'''

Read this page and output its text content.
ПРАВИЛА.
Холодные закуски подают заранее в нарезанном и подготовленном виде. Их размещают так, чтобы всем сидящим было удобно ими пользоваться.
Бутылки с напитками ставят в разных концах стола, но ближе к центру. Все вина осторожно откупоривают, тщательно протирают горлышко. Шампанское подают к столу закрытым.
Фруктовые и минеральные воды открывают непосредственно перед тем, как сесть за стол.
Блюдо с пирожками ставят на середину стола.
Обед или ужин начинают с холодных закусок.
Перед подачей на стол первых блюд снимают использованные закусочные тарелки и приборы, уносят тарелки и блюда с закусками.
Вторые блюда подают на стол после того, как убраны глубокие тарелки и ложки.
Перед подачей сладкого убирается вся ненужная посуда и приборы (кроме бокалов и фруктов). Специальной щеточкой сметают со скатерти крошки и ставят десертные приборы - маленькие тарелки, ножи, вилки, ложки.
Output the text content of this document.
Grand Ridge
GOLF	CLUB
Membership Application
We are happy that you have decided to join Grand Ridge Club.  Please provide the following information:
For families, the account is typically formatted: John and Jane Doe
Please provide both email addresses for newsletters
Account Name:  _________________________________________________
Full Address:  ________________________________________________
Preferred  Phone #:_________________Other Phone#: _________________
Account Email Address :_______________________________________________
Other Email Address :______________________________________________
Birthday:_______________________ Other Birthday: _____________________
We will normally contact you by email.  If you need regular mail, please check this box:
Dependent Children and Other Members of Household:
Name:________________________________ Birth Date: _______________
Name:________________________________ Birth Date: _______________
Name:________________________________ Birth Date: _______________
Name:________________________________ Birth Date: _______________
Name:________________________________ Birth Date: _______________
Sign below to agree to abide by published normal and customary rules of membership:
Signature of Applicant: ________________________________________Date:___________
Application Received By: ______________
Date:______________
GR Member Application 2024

'''

* [TASK INSTRUCTIONS]
What is needed here is an exact reproduction of all the entries.

* [WRITTEN RESPONSE]
Read this page and output its text content.
ПРАВИЛА.
Холодные закуски подают заранее в нарезанном и подготовленном виде. Их размещают так, чтобы всем сидящим было удобно ими пользоваться.
Бутылки с напитками ставят в разных концах стола, но ближе к центру. Все вина осторожно откупоривают, тщательно протирают горлышко. Шампанское подают к столу закрытым.
Фруктовые и минеральные воды открывают непосредственно перед тем, как сесть за стол.
Блюдо с пирожками ставят на середину стола.
Обед или ужин начинают с холодных закусок.
Перед подачей на стол первых блюд снимают использованные закусочные тарелки и приборы, уносят тарелки и блюда с закусками.
Вторые блюда подают на стол после того, как убраны глубокие тарелки и ложки.
Перед подачей сладкого убирается вся ненужная посуда и приборы (кроме бокалов и фруктов). Специальной щеточкой сметают со скатерти крошки и ставят десертные приборы - маленькие тарелки, ножи, вилки, ложки.
Output the text content of this document.
Grand Ridge
GOLF	CLUB
Membership Application
We are happy that you have decided to join Grand Ridge Club.  Please provide the following information:
For families, the account is typically formatted: John and Jane Doe
Please provide both email addresses for newsletters
Account Name:  _________________________________________________
Full Address:  ________________________________________________
Preferred  Phone #:_________________Other Phone#: _________________
Account Email Address :_______________________________________________
Other Email Address :______________________________________________
Birthday:_______________________ Other Birthday: _____________________
We will normally contact you by email.  If you need regular mail, please check this box:
Dependent Children and Other Members of Household:
Name:________________________________ Birth Date: _______________
Name:________________________________ Birth Date: _______________
Name:________________________________ Birth Date: _______________
Name:________________________________ Birth Date: _______________
Name:________________________________ Birth Date: _______________
Sign below to agree to abide by published normal and customary rules of membership:
Signature of Applicant: ________________________________________Date:___________
Application Received By: ______________
Date:______________
GR Member Application 2024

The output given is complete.